Problem details — Copy each line exactly. Leave nothing out.

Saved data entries
-=-=-=-=-

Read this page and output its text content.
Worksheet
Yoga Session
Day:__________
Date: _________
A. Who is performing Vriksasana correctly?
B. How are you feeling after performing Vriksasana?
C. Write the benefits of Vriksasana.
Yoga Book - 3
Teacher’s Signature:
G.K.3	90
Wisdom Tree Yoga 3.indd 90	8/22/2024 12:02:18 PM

-=-=-=-=-

Completed exercise —
Read this page and output its text content.
Worksheet
Yoga Session
Day:__________
Date: _________
A. Who is performing Vriksasana correctly?
B. How are you feeling after performing Vriksasana?
C. Write the benefits of Vriksasana.
Yoga Book - 3
Teacher’s Signature:
G.K.3	90
Wisdom Tree Yoga 3.indd 90	8/22/2024 12:02:18 PM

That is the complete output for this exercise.